● **Short exercise**
Reproduce the listing below word for word, with no pictures.

● **Dataset records**
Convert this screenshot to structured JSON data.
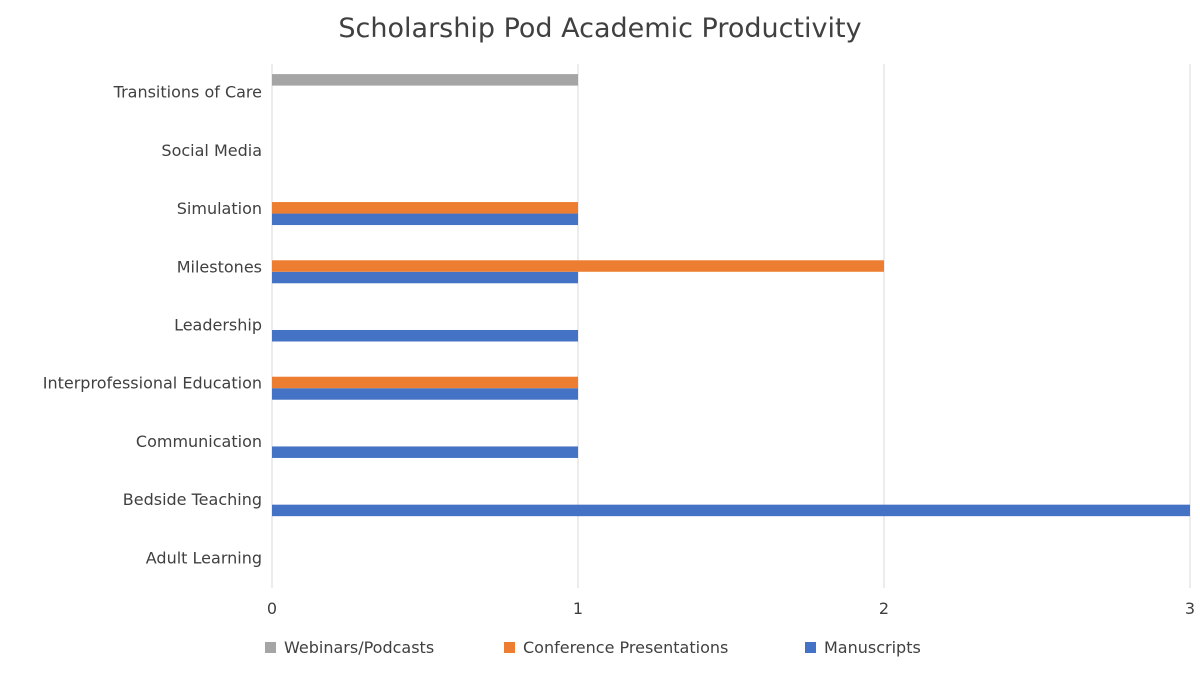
{
  "chart_data": {
    "type": "bar",
    "orientation": "horizontal",
    "title": "Scholarship Pod Academic Productivity",
    "xlabel": "",
    "ylabel": "",
    "categories": [
      "Adult Learning",
      "Bedside Teaching",
      "Communication",
      "Interprofessional Education",
      "Leadership",
      "Milestones",
      "Simulation",
      "Social Media",
      "Transitions of Care"
    ],
    "series": [
      {
        "name": "Manuscripts",
        "color": "#4472c4",
        "values": [
          0,
          3,
          1,
          1,
          1,
          1,
          1,
          0,
          0
        ]
      },
      {
        "name": "Conference Presentations",
        "color": "#ed7d31",
        "values": [
          0,
          0,
          0,
          1,
          0,
          2,
          1,
          0,
          0
        ]
      },
      {
        "name": "Webinars/Podcasts",
        "color": "#a5a5a5",
        "values": [
          0,
          0,
          0,
          0,
          0,
          0,
          0,
          0,
          1
        ]
      }
    ],
    "xlim": [
      0,
      3
    ],
    "xticks": [
      "0",
      "1",
      "2",
      "3"
    ],
    "grid": true,
    "legend_position": "bottom",
    "legend_order": [
      "Webinars/Podcasts",
      "Conference Presentations",
      "Manuscripts"
    ]
  }
}
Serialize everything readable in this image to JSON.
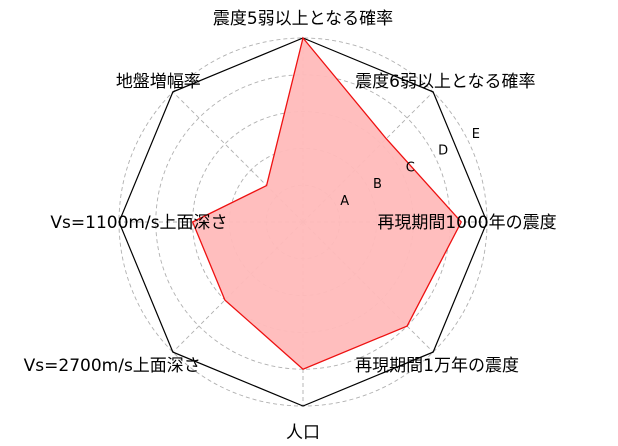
{
  "chart_data": {
    "type": "radar",
    "axes": [
      "震度5弱以上となる確率",
      "震度6弱以上となる確率",
      "再現期間1000年の震度",
      "再現期間1万年の震度",
      "人口",
      "Vs=2700m/s上面深さ",
      "Vs=1100m/s上面深さ",
      "地盤増幅率"
    ],
    "levels": [
      "A",
      "B",
      "C",
      "D",
      "E"
    ],
    "series": [
      {
        "values": [
          5.0,
          3.2,
          4.3,
          4.0,
          4.0,
          3.0,
          3.0,
          1.4
        ]
      }
    ],
    "range": [
      0,
      5
    ],
    "grid": true,
    "colors": {
      "line": "#ee1111",
      "fill": "#ffbbbb",
      "frame": "#000000",
      "grid": "#b0b0b0"
    }
  }
}
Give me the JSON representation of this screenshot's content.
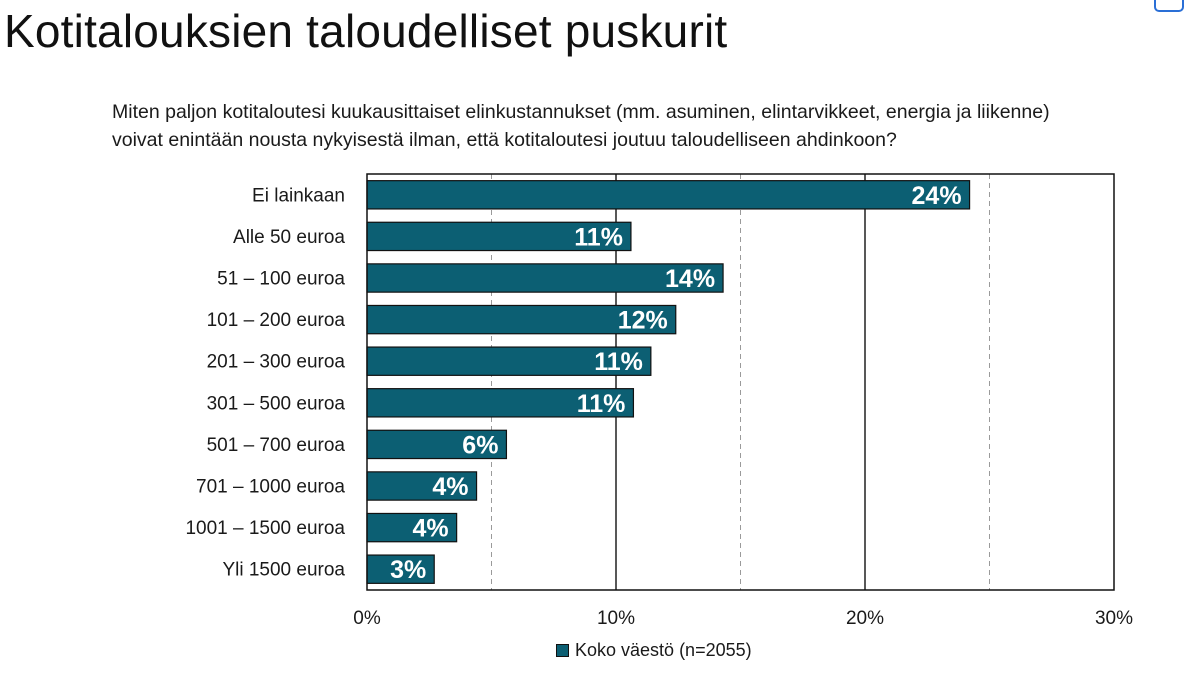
{
  "page": {
    "title": "Kotitalouksien taloudelliset puskurit",
    "question": "Miten paljon kotitaloutesi kuukausittaiset elinkustannukset (mm. asuminen, elintarvikkeet, energia ja liikenne) voivat enintään nousta nykyisestä ilman, että kotitaloutesi joutuu taloudelliseen ahdinkoon?"
  },
  "chart_data": {
    "type": "bar",
    "orientation": "horizontal",
    "categories": [
      "Ei lainkaan",
      "Alle 50 euroa",
      "51 – 100 euroa",
      "101 – 200 euroa",
      "201 – 300 euroa",
      "301 – 500 euroa",
      "501 – 700 euroa",
      "701 – 1000 euroa",
      "1001 – 1500 euroa",
      "Yli 1500 euroa"
    ],
    "series": [
      {
        "name": "Koko väestö (n=2055)",
        "color": "#0c5f73",
        "values": [
          24.2,
          10.6,
          14.3,
          12.4,
          11.4,
          10.7,
          5.6,
          4.4,
          3.6,
          2.7
        ],
        "labels": [
          "24%",
          "11%",
          "14%",
          "12%",
          "11%",
          "11%",
          "6%",
          "4%",
          "4%",
          "3%"
        ]
      }
    ],
    "xlim": [
      0,
      30
    ],
    "xticks": [
      0,
      10,
      20,
      30
    ],
    "xtick_labels": [
      "0%",
      "10%",
      "20%",
      "30%"
    ],
    "major_gridlines": [
      10,
      20
    ],
    "minor_gridlines": [
      5,
      15,
      25
    ],
    "legend": {
      "position": "bottom",
      "label": "Koko väestö (n=2055)"
    }
  }
}
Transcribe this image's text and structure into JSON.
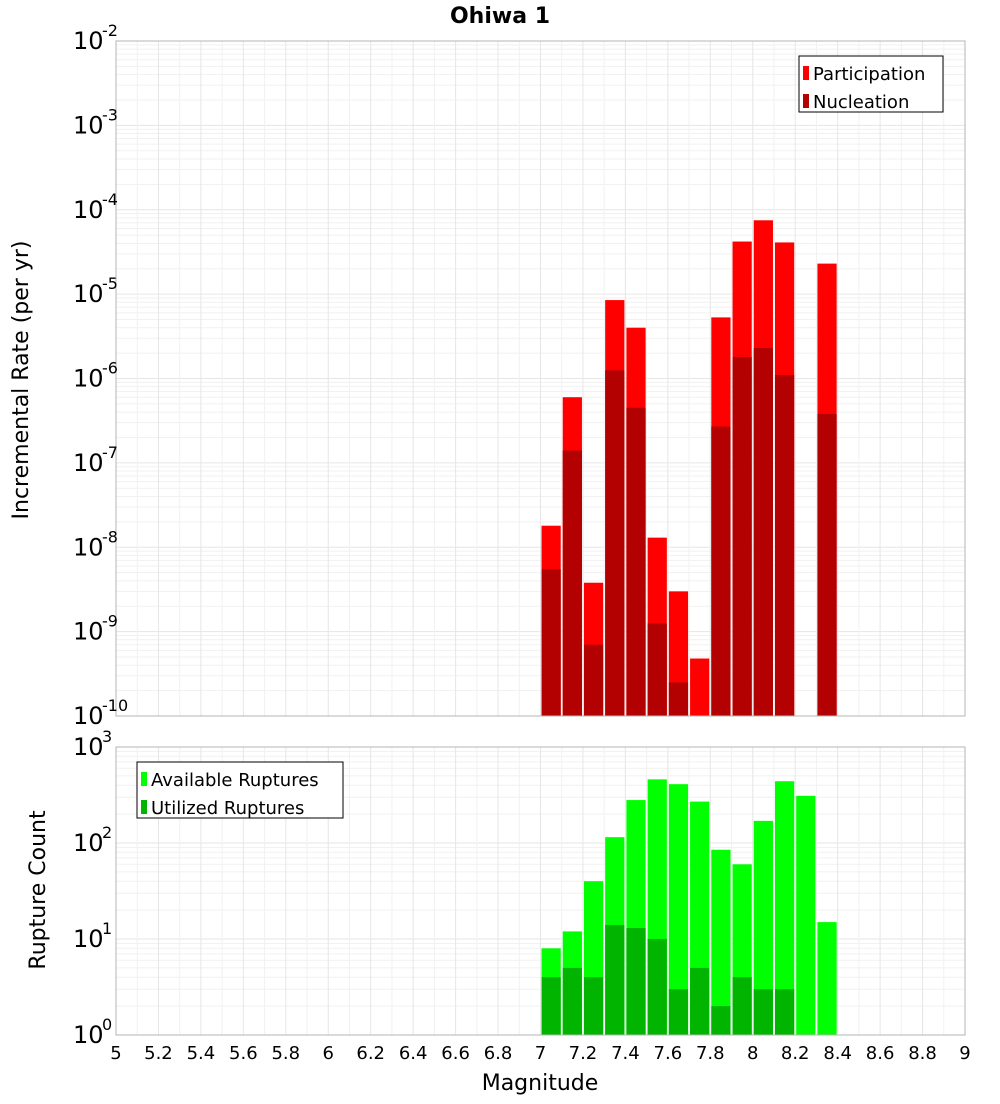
{
  "chart_data": [
    {
      "type": "bar",
      "title": "Ohiwa 1",
      "ylabel": "Incremental Rate (per yr)",
      "xlabel": "",
      "yscale": "log",
      "ylim_exponents": [
        -10,
        -2
      ],
      "xlim": [
        5,
        9
      ],
      "bin_width": 0.1,
      "grid": true,
      "legend_position": "top-right",
      "series": [
        {
          "name": "Participation",
          "color": "#ff0000",
          "x": [
            7.05,
            7.15,
            7.25,
            7.35,
            7.45,
            7.55,
            7.65,
            7.75,
            7.85,
            7.95,
            8.05,
            8.15,
            8.35
          ],
          "values": [
            1.8e-08,
            6e-07,
            3.8e-09,
            8.5e-06,
            4e-06,
            1.3e-08,
            3e-09,
            4.8e-10,
            5.3e-06,
            4.2e-05,
            7.5e-05,
            4.1e-05,
            2.3e-05
          ]
        },
        {
          "name": "Nucleation",
          "color": "#b30000",
          "x": [
            7.05,
            7.15,
            7.25,
            7.35,
            7.45,
            7.55,
            7.65,
            7.75,
            7.85,
            7.95,
            8.05,
            8.15,
            8.35
          ],
          "values": [
            5.5e-09,
            1.4e-07,
            7e-10,
            1.25e-06,
            4.5e-07,
            1.25e-09,
            2.5e-10,
            null,
            2.7e-07,
            1.8e-06,
            2.3e-06,
            1.1e-06,
            3.8e-07
          ]
        }
      ]
    },
    {
      "type": "bar",
      "title": "",
      "ylabel": "Rupture Count",
      "xlabel": "Magnitude",
      "yscale": "log",
      "ylim_exponents": [
        0,
        3
      ],
      "xlim": [
        5,
        9
      ],
      "bin_width": 0.1,
      "grid": true,
      "legend_position": "top-left",
      "series": [
        {
          "name": "Available Ruptures",
          "color": "#00ff00",
          "x": [
            6.55,
            6.95,
            7.05,
            7.15,
            7.25,
            7.35,
            7.45,
            7.55,
            7.65,
            7.75,
            7.85,
            7.95,
            8.05,
            8.15,
            8.25,
            8.35
          ],
          "values": [
            1,
            1,
            8,
            12,
            40,
            115,
            280,
            460,
            410,
            270,
            85,
            60,
            170,
            440,
            310,
            15
          ]
        },
        {
          "name": "Utilized Ruptures",
          "color": "#00b400",
          "x": [
            7.05,
            7.15,
            7.25,
            7.35,
            7.45,
            7.55,
            7.65,
            7.75,
            7.85,
            7.95,
            8.05,
            8.15,
            8.35
          ],
          "values": [
            4,
            5,
            4,
            14,
            13,
            10,
            3,
            5,
            2,
            4,
            3,
            3,
            1
          ]
        }
      ],
      "x_ticks": [
        "5",
        "5.2",
        "5.4",
        "5.6",
        "5.8",
        "6",
        "6.2",
        "6.4",
        "6.6",
        "6.8",
        "7",
        "7.2",
        "7.4",
        "7.6",
        "7.8",
        "8",
        "8.2",
        "8.4",
        "8.6",
        "8.8",
        "9"
      ]
    }
  ]
}
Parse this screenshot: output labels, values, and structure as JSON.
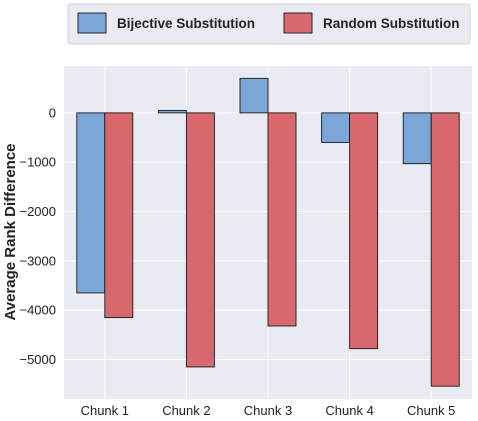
{
  "chart_data": {
    "type": "bar",
    "title": "",
    "xlabel": "",
    "ylabel": "Average Rank Difference",
    "categories": [
      "Chunk 1",
      "Chunk 2",
      "Chunk 3",
      "Chunk 4",
      "Chunk 5"
    ],
    "series": [
      {
        "name": "Bijective Substitution",
        "color": "#7aa6d8",
        "values": [
          -3650,
          50,
          700,
          -600,
          -1030
        ]
      },
      {
        "name": "Random Substitution",
        "color": "#d6686e",
        "values": [
          -4150,
          -5150,
          -4320,
          -4780,
          -5540
        ]
      }
    ],
    "yticks": [
      0,
      -1000,
      -2000,
      -3000,
      -4000,
      -5000
    ],
    "ytick_labels": [
      "0",
      "−1000",
      "−2000",
      "−3000",
      "−4000",
      "−5000"
    ],
    "ylim": [
      -5800,
      950
    ],
    "grid": true,
    "legend_position": "top"
  }
}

● **Full output**
Convert this screenshot to structured JSON data.
{
  "chart_data": {
    "type": "bar",
    "orientation": "horizontal",
    "title": "Scholarship Pod Academic Productivity",
    "xlabel": "",
    "ylabel": "",
    "categories": [
      "Adult Learning",
      "Bedside Teaching",
      "Communication",
      "Interprofessional Education",
      "Leadership",
      "Milestones",
      "Simulation",
      "Social Media",
      "Transitions of Care"
    ],
    "series": [
      {
        "name": "Manuscripts",
        "color": "#4472c4",
        "values": [
          0,
          3,
          1,
          1,
          1,
          1,
          1,
          0,
          0
        ]
      },
      {
        "name": "Conference Presentations",
        "color": "#ed7d31",
        "values": [
          0,
          0,
          0,
          1,
          0,
          2,
          1,
          0,
          0
        ]
      },
      {
        "name": "Webinars/Podcasts",
        "color": "#a5a5a5",
        "values": [
          0,
          0,
          0,
          0,
          0,
          0,
          0,
          0,
          1
        ]
      }
    ],
    "xlim": [
      0,
      3
    ],
    "xticks": [
      "0",
      "1",
      "2",
      "3"
    ],
    "grid": true,
    "legend_position": "bottom",
    "legend_order": [
      "Webinars/Podcasts",
      "Conference Presentations",
      "Manuscripts"
    ]
  }
}
Serialize everything readable in this image to JSON.
{
  "chart_data": {
    "type": "radar",
    "axes": [
      "震度5弱以上となる確率",
      "震度6弱以上となる確率",
      "再現期間1000年の震度",
      "再現期間1万年の震度",
      "人口",
      "Vs=2700m/s上面深さ",
      "Vs=1100m/s上面深さ",
      "地盤増幅率"
    ],
    "levels": [
      "A",
      "B",
      "C",
      "D",
      "E"
    ],
    "series": [
      {
        "values": [
          5.0,
          3.2,
          4.3,
          4.0,
          4.0,
          3.0,
          3.0,
          1.4
        ]
      }
    ],
    "range": [
      0,
      5
    ],
    "grid": true,
    "colors": {
      "line": "#ee1111",
      "fill": "#ffbbbb",
      "frame": "#000000",
      "grid": "#b0b0b0"
    }
  }
}
Give me the JSON representation of this screenshot's content.
{
  "page": {
    "title": "Kotitalouksien taloudelliset puskurit",
    "question": "Miten paljon kotitaloutesi kuukausittaiset elinkustannukset (mm. asuminen, elintarvikkeet, energia ja liikenne) voivat enintään nousta nykyisestä ilman, että kotitaloutesi joutuu taloudelliseen ahdinkoon?"
  },
  "chart_data": {
    "type": "bar",
    "orientation": "horizontal",
    "categories": [
      "Ei lainkaan",
      "Alle 50 euroa",
      "51 – 100 euroa",
      "101 – 200 euroa",
      "201 – 300 euroa",
      "301 – 500 euroa",
      "501 – 700 euroa",
      "701 – 1000 euroa",
      "1001 – 1500 euroa",
      "Yli 1500 euroa"
    ],
    "series": [
      {
        "name": "Koko väestö (n=2055)",
        "color": "#0c5f73",
        "values": [
          24.2,
          10.6,
          14.3,
          12.4,
          11.4,
          10.7,
          5.6,
          4.4,
          3.6,
          2.7
        ],
        "labels": [
          "24%",
          "11%",
          "14%",
          "12%",
          "11%",
          "11%",
          "6%",
          "4%",
          "4%",
          "3%"
        ]
      }
    ],
    "xlim": [
      0,
      30
    ],
    "xticks": [
      0,
      10,
      20,
      30
    ],
    "xtick_labels": [
      "0%",
      "10%",
      "20%",
      "30%"
    ],
    "major_gridlines": [
      10,
      20
    ],
    "minor_gridlines": [
      5,
      15,
      25
    ],
    "legend": {
      "position": "bottom",
      "label": "Koko väestö (n=2055)"
    }
  }
}
Transcribe this image's text and structure into JSON.
{
  "chart_data": [
    {
      "type": "bar",
      "title": "Ohiwa 1",
      "ylabel": "Incremental Rate (per yr)",
      "xlabel": "",
      "yscale": "log",
      "ylim_exponents": [
        -10,
        -2
      ],
      "xlim": [
        5,
        9
      ],
      "bin_width": 0.1,
      "grid": true,
      "legend_position": "top-right",
      "series": [
        {
          "name": "Participation",
          "color": "#ff0000",
          "x": [
            7.05,
            7.15,
            7.25,
            7.35,
            7.45,
            7.55,
            7.65,
            7.75,
            7.85,
            7.95,
            8.05,
            8.15,
            8.35
          ],
          "values": [
            1.8e-08,
            6e-07,
            3.8e-09,
            8.5e-06,
            4e-06,
            1.3e-08,
            3e-09,
            4.8e-10,
            5.3e-06,
            4.2e-05,
            7.5e-05,
            4.1e-05,
            2.3e-05
          ]
        },
        {
          "name": "Nucleation",
          "color": "#b30000",
          "x": [
            7.05,
            7.15,
            7.25,
            7.35,
            7.45,
            7.55,
            7.65,
            7.75,
            7.85,
            7.95,
            8.05,
            8.15,
            8.35
          ],
          "values": [
            5.5e-09,
            1.4e-07,
            7e-10,
            1.25e-06,
            4.5e-07,
            1.25e-09,
            2.5e-10,
            null,
            2.7e-07,
            1.8e-06,
            2.3e-06,
            1.1e-06,
            3.8e-07
          ]
        }
      ]
    },
    {
      "type": "bar",
      "title": "",
      "ylabel": "Rupture Count",
      "xlabel": "Magnitude",
      "yscale": "log",
      "ylim_exponents": [
        0,
        3
      ],
      "xlim": [
        5,
        9
      ],
      "bin_width": 0.1,
      "grid": true,
      "legend_position": "top-left",
      "series": [
        {
          "name": "Available Ruptures",
          "color": "#00ff00",
          "x": [
            6.55,
            6.95,
            7.05,
            7.15,
            7.25,
            7.35,
            7.45,
            7.55,
            7.65,
            7.75,
            7.85,
            7.95,
            8.05,
            8.15,
            8.25,
            8.35
          ],
          "values": [
            1,
            1,
            8,
            12,
            40,
            115,
            280,
            460,
            410,
            270,
            85,
            60,
            170,
            440,
            310,
            15
          ]
        },
        {
          "name": "Utilized Ruptures",
          "color": "#00b400",
          "x": [
            7.05,
            7.15,
            7.25,
            7.35,
            7.45,
            7.55,
            7.65,
            7.75,
            7.85,
            7.95,
            8.05,
            8.15,
            8.35
          ],
          "values": [
            4,
            5,
            4,
            14,
            13,
            10,
            3,
            5,
            2,
            4,
            3,
            3,
            1
          ]
        }
      ],
      "x_ticks": [
        "5",
        "5.2",
        "5.4",
        "5.6",
        "5.8",
        "6",
        "6.2",
        "6.4",
        "6.6",
        "6.8",
        "7",
        "7.2",
        "7.4",
        "7.6",
        "7.8",
        "8",
        "8.2",
        "8.4",
        "8.6",
        "8.8",
        "9"
      ]
    }
  ]
}
Parse this screenshot: output labels, values, and structure as JSON.
{
  "chart_data": {
    "type": "bar",
    "title": "",
    "xlabel": "",
    "ylabel": "Average Rank Difference",
    "categories": [
      "Chunk 1",
      "Chunk 2",
      "Chunk 3",
      "Chunk 4",
      "Chunk 5"
    ],
    "series": [
      {
        "name": "Bijective Substitution",
        "color": "#7aa6d8",
        "values": [
          -3650,
          50,
          700,
          -600,
          -1030
        ]
      },
      {
        "name": "Random Substitution",
        "color": "#d6686e",
        "values": [
          -4150,
          -5150,
          -4320,
          -4780,
          -5540
        ]
      }
    ],
    "yticks": [
      0,
      -1000,
      -2000,
      -3000,
      -4000,
      -5000
    ],
    "ytick_labels": [
      "0",
      "−1000",
      "−2000",
      "−3000",
      "−4000",
      "−5000"
    ],
    "ylim": [
      -5800,
      950
    ],
    "grid": true,
    "legend_position": "top"
  }
}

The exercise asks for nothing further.